:: SUPPLIED MATERIAL

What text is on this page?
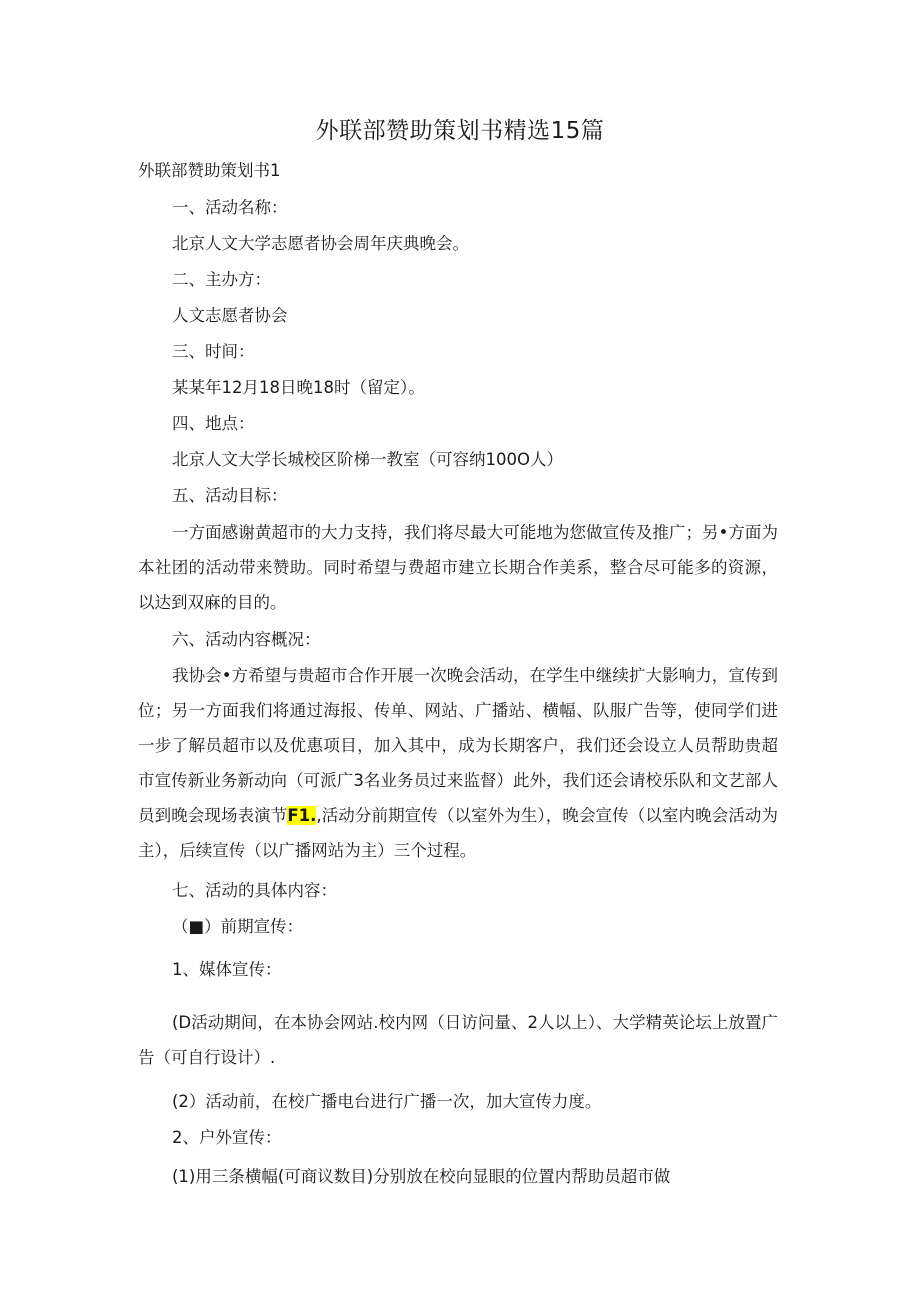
外联部赞助策划书精选15篇

外联部赞助策划书1

一、活动名称：

北京人文大学志愿者协会周年庆典晚会。

二、主办方：

人文志愿者协会

三、时间：

某某年12月18日晚18时（留定）。

四、地点：

北京人文大学长城校区阶梯一教室（可容纳100O人）

五、活动目标：

一方面感谢黄超市的大力支持，我们将尽最大可能地为您做宣传及推广；另•方面为本社团的活动带来赞助。同时希望与费超市建立长期合作美系，整合尽可能多的资源，以达到双麻的目的。

六、活动内容概况：

我协会•方希望与贵超市合作开展一次晚会活动，在学生中继续扩大影响力，宣传到位；另一方面我们将通过海报、传单、网站、广播站、横幅、队服广告等，使同学们进一步了解员超市以及优惠项目，加入其中，成为长期客户，我们还会设立人员帮助贵超市宣传新业务新动向（可派广3名业务员过来监督）此外，我们还会请校乐队和文艺部人员到晚会现场表演节F1.,活动分前期宣传（以室外为生），晚会宣传（以室内晚会活动为主），后续宣传（以广播网站为主）三个过程。

七、活动的具体内容：

（■）前期宣传：

1、媒体宣传：

(D活动期间，在本协会网站.校内网（日访问量、2人以上）、大学精英论坛上放置广告（可自行设计）.

(2）活动前，在校广播电台进行广播一次，加大宣传力度。

2、户外宣传：

(1)用三条横幅(可商议数目)分别放在校向显眼的位置内帮助员超市做
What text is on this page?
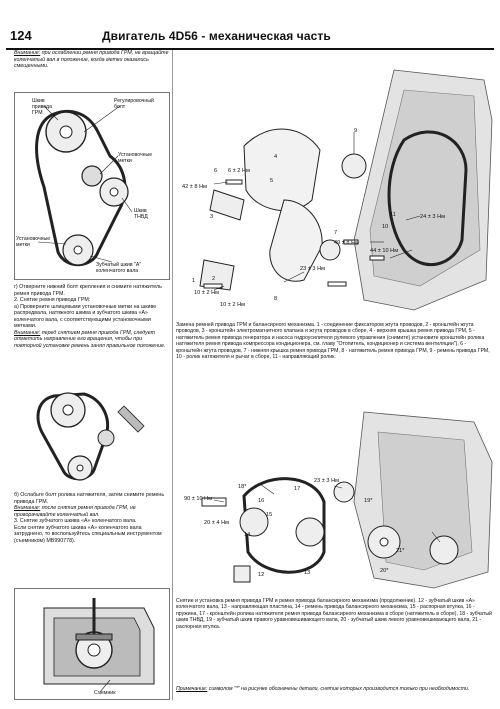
124	Двигатель 4D56 - механическая часть

Внимание: при ослаблении ремня привода ГРМ, не вращайте коленчатый вал в положение, когда метки оказались смещенными.

Шкив
привода
ГРМ
Регулировочный
болт
Установочные
метки
Шкив
ТНВД
Установочные
метки
Зубчатый шкив "А"
коленчатого вала

г) Отверните нижний болт крепления и снимите натяжитель ремня привода ГРМ.

2. Снятие ремня привода ГРМ:

а) Проверните шлицевыми установочные метки на шкиве распредвала, натяжного шкива и зубчатого шкива «А» коленчатого вала, с соответствующими установочными метками.

Внимание: перед снятием ремня привода ГРМ, следует отметить направление его вращения, чтобы при повторной установке ремень занял правильное положение.

б) Ослабьте болт ролика натяжителя, затем снимите ремень привода ГРМ.

Внимание: после снятия ремня привода ГРМ, не проворачивайте коленчатый вал.

3. Снятие зубчатого шкива «А» коленчатого вала.

Если снятие зубчатого шкива «А» коленчатого вала затруднено, то воспользуйтесь специальным инструментом (съемником) МВ990778).

Съемник
9
6 6 ± 2 Нм
42 ± 8 Нм
4
5
3
7
10
49 ± 8 Нм
44 ± 10 Нм
11	24 ± 3 Нм
23 ± 3 Нм
10 ± 2 Нм
10 ± 2 Нм
8
1	2
Замена ремней привода ГРМ и балансирного механизма. 1 - соединение фиксатором жгута проводов, 2 - кронштейн жгута проводов, 3 - кронштейн электромагнитного клапана и жгута проводов в сборе, 4 - верхняя крышка ремня привода ГРМ, 5 - натяжитель ремня привода генератора и насоса гидроусилителя рулевого управления (снимите) установите кронштейн ролика натяжителя ремня привода компрессора кондиционера, см. главу "Отопитель, кондиционер и система вентиляции"), 6 - кронштейн жгута проводов, 7 - нижняя крышка ремня привода ГРМ, 8 - натяжитель ремня привода ГРМ, 9 - ремень привода ГРМ, 10 - ролик натяжителя и рычаг в сборе, 11 - направляющий ролик.
90 ± 10 Нм
18*
23 ± 3 Нм
17
16
15
20 ± 4 Нм
14
13
12
19*
20*
21*
Снятие и установка ремня привода ГРМ и ремня привода балансирного механизма (продолжение). 12 - зубчатый шкив «А» коленчатого вала, 13 - направляющая пластина, 14 - ремень привода балансирного механизма, 15 - распорная втулка, 16 - пружина, 17 - кронштейн ролика натяжителя ремня привода балансирного механизма в сборе (натяжитель в сборе), 18 - зубчатый шкив ТНВД, 19 - зубчатый шкив правого уравновешивающего вала, 20 - зубчатый шкив левого уравновешивающего вала, 21 - распорная втулка.
Примечание: символом "*" на рисунке обозначены детали, снятие которых производится только при необходимости.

::::

Pictures are excluded; output everything else in the data verbatim.

EXERCISE ANSWER:
What text is on this page?
外联部赞助策划书精选15篇

外联部赞助策划书1

一、活动名称：

北京人文大学志愿者协会周年庆典晚会。

二、主办方：

人文志愿者协会

三、时间：

某某年12月18日晚18时（留定）。

四、地点：

北京人文大学长城校区阶梯一教室（可容纳100O人）

五、活动目标：

一方面感谢黄超市的大力支持，我们将尽最大可能地为您做宣传及推广；另•方面为本社团的活动带来赞助。同时希望与费超市建立长期合作美系，整合尽可能多的资源，以达到双麻的目的。

六、活动内容概况：

我协会•方希望与贵超市合作开展一次晚会活动，在学生中继续扩大影响力，宣传到位；另一方面我们将通过海报、传单、网站、广播站、横幅、队服广告等，使同学们进一步了解员超市以及优惠项目，加入其中，成为长期客户，我们还会设立人员帮助贵超市宣传新业务新动向（可派广3名业务员过来监督）此外，我们还会请校乐队和文艺部人员到晚会现场表演节F1.,活动分前期宣传（以室外为生），晚会宣传（以室内晚会活动为主），后续宣传（以广播网站为主）三个过程。

七、活动的具体内容：

（■）前期宣传：

1、媒体宣传：

(D活动期间，在本协会网站.校内网（日访问量、2人以上）、大学精英论坛上放置广告（可自行设计）.

(2）活动前，在校广播电台进行广播一次，加大宣传力度。

2、户外宣传：

(1)用三条横幅(可商议数目)分别放在校向显眼的位置内帮助员超市做
What text is on this page?
124	Двигатель 4D56 - механическая часть

Внимание: при ослаблении ремня привода ГРМ, не вращайте коленчатый вал в положение, когда метки оказались смещенными.

Шкив
привода
ГРМ
Регулировочный
болт
Установочные
метки
Шкив
ТНВД
Установочные
метки
Зубчатый шкив "А"
коленчатого вала

г) Отверните нижний болт крепления и снимите натяжитель ремня привода ГРМ.

2. Снятие ремня привода ГРМ:

а) Проверните шлицевыми установочные метки на шкиве распредвала, натяжного шкива и зубчатого шкива «А» коленчатого вала, с соответствующими установочными метками.

Внимание: перед снятием ремня привода ГРМ, следует отметить направление его вращения, чтобы при повторной установке ремень занял правильное положение.

б) Ослабьте болт ролика натяжителя, затем снимите ремень привода ГРМ.

Внимание: после снятия ремня привода ГРМ, не проворачивайте коленчатый вал.

3. Снятие зубчатого шкива «А» коленчатого вала.

Если снятие зубчатого шкива «А» коленчатого вала затруднено, то воспользуйтесь специальным инструментом (съемником) МВ990778).

Съемник
9
6 6 ± 2 Нм
42 ± 8 Нм
4
5
3
7
10
49 ± 8 Нм
44 ± 10 Нм
11	24 ± 3 Нм
23 ± 3 Нм
10 ± 2 Нм
10 ± 2 Нм
8
1	2
Замена ремней привода ГРМ и балансирного механизма. 1 - соединение фиксатором жгута проводов, 2 - кронштейн жгута проводов, 3 - кронштейн электромагнитного клапана и жгута проводов в сборе, 4 - верхняя крышка ремня привода ГРМ, 5 - натяжитель ремня привода генератора и насоса гидроусилителя рулевого управления (снимите) установите кронштейн ролика натяжителя ремня привода компрессора кондиционера, см. главу "Отопитель, кондиционер и система вентиляции"), 6 - кронштейн жгута проводов, 7 - нижняя крышка ремня привода ГРМ, 8 - натяжитель ремня привода ГРМ, 9 - ремень привода ГРМ, 10 - ролик натяжителя и рычаг в сборе, 11 - направляющий ролик.
90 ± 10 Нм
18*
23 ± 3 Нм
17
16
15
20 ± 4 Нм
14
13
12
19*
20*
21*
Снятие и установка ремня привода ГРМ и ремня привода балансирного механизма (продолжение). 12 - зубчатый шкив «А» коленчатого вала, 13 - направляющая пластина, 14 - ремень привода балансирного механизма, 15 - распорная втулка, 16 - пружина, 17 - кронштейн ролика натяжителя ремня привода балансирного механизма в сборе (натяжитель в сборе), 18 - зубчатый шкив ТНВД, 19 - зубчатый шкив правого уравновешивающего вала, 20 - зубчатый шкив левого уравновешивающего вала, 21 - распорная втулка.
Примечание: символом "*" на рисунке обозначены детали, снятие которых производится только при необходимости.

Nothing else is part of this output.